== DIRECTION ==
Locate the lines where "jedná" occurs and copy them as they stand.

— START OF EXTRACTED DATA —

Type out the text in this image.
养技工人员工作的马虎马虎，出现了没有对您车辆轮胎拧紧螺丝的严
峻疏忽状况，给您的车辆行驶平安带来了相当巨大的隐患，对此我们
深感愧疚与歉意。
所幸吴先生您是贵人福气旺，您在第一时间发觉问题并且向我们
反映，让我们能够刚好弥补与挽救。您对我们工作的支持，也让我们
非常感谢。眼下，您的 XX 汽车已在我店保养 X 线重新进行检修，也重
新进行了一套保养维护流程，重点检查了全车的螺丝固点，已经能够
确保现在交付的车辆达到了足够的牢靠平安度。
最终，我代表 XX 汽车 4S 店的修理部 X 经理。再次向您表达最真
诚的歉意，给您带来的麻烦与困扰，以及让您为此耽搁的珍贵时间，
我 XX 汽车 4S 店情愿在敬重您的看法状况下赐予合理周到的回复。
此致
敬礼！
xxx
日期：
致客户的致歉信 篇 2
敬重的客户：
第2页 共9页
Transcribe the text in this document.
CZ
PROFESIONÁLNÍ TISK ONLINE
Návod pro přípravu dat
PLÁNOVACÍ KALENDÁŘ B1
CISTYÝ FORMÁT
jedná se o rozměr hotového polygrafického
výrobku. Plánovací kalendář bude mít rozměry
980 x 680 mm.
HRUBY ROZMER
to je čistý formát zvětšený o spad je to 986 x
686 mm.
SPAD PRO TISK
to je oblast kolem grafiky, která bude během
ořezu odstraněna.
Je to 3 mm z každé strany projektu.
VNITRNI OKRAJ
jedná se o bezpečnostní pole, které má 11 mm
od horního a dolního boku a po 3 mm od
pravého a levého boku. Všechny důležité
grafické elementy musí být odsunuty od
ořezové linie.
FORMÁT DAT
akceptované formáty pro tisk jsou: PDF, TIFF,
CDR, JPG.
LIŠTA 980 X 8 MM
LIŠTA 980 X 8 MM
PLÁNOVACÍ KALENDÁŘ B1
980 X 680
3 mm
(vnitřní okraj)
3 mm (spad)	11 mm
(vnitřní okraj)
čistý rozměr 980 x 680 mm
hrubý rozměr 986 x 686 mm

— END OF EXTRACTED DATA —

== TASK OUTPUT ==
jedná se o rozměr hotového polygrafického
jedná se o bezpečnostní pole, které má 11 mm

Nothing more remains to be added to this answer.